> [What to do]: Reproduce all of the data word for word.

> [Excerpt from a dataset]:
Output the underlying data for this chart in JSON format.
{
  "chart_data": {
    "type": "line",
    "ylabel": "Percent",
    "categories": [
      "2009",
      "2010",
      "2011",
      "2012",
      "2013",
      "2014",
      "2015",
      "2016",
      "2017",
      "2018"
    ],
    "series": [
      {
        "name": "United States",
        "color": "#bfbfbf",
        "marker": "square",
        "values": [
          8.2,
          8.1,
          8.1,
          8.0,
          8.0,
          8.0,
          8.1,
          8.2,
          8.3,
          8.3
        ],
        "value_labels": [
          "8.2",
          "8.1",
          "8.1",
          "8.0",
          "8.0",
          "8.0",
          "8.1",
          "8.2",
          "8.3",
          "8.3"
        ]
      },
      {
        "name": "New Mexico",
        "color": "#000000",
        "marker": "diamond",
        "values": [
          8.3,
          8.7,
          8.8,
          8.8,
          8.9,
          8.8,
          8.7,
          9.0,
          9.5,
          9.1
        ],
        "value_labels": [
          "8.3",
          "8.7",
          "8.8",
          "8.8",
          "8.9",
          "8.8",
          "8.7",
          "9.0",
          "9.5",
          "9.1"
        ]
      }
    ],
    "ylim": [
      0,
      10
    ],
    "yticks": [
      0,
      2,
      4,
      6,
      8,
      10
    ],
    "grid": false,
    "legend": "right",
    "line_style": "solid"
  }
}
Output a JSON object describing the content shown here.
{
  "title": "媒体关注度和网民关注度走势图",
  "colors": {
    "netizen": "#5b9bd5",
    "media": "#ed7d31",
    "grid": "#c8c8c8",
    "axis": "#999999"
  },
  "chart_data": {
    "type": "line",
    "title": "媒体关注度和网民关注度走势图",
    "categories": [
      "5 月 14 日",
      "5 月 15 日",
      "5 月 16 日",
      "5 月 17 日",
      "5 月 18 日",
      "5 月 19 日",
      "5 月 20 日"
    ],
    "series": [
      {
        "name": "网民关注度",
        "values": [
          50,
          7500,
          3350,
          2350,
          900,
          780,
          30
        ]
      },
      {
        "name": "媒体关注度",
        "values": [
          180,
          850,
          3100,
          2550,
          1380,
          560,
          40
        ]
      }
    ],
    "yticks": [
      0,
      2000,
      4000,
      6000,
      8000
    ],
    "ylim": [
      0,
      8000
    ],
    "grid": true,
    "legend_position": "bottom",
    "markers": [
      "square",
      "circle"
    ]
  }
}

> [Completed task]:
Output the underlying data for this chart in JSON format.
{
  "chart_data": {
    "type": "line",
    "ylabel": "Percent",
    "categories": [
      "2009",
      "2010",
      "2011",
      "2012",
      "2013",
      "2014",
      "2015",
      "2016",
      "2017",
      "2018"
    ],
    "series": [
      {
        "name": "United States",
        "color": "#bfbfbf",
        "marker": "square",
        "values": [
          8.2,
          8.1,
          8.1,
          8.0,
          8.0,
          8.0,
          8.1,
          8.2,
          8.3,
          8.3
        ],
        "value_labels": [
          "8.2",
          "8.1",
          "8.1",
          "8.0",
          "8.0",
          "8.0",
          "8.1",
          "8.2",
          "8.3",
          "8.3"
        ]
      },
      {
        "name": "New Mexico",
        "color": "#000000",
        "marker": "diamond",
        "values": [
          8.3,
          8.7,
          8.8,
          8.8,
          8.9,
          8.8,
          8.7,
          9.0,
          9.5,
          9.1
        ],
        "value_labels": [
          "8.3",
          "8.7",
          "8.8",
          "8.8",
          "8.9",
          "8.8",
          "8.7",
          "9.0",
          "9.5",
          "9.1"
        ]
      }
    ],
    "ylim": [
      0,
      10
    ],
    "yticks": [
      0,
      2,
      4,
      6,
      8,
      10
    ],
    "grid": false,
    "legend": "right",
    "line_style": "solid"
  }
}
Output a JSON object describing the content shown here.
{
  "title": "媒体关注度和网民关注度走势图",
  "colors": {
    "netizen": "#5b9bd5",
    "media": "#ed7d31",
    "grid": "#c8c8c8",
    "axis": "#999999"
  },
  "chart_data": {
    "type": "line",
    "title": "媒体关注度和网民关注度走势图",
    "categories": [
      "5 月 14 日",
      "5 月 15 日",
      "5 月 16 日",
      "5 月 17 日",
      "5 月 18 日",
      "5 月 19 日",
      "5 月 20 日"
    ],
    "series": [
      {
        "name": "网民关注度",
        "values": [
          50,
          7500,
          3350,
          2350,
          900,
          780,
          30
        ]
      },
      {
        "name": "媒体关注度",
        "values": [
          180,
          850,
          3100,
          2550,
          1380,
          560,
          40
        ]
      }
    ],
    "yticks": [
      0,
      2000,
      4000,
      6000,
      8000
    ],
    "ylim": [
      0,
      8000
    ],
    "grid": true,
    "legend_position": "bottom",
    "markers": [
      "square",
      "circle"
    ]
  }
}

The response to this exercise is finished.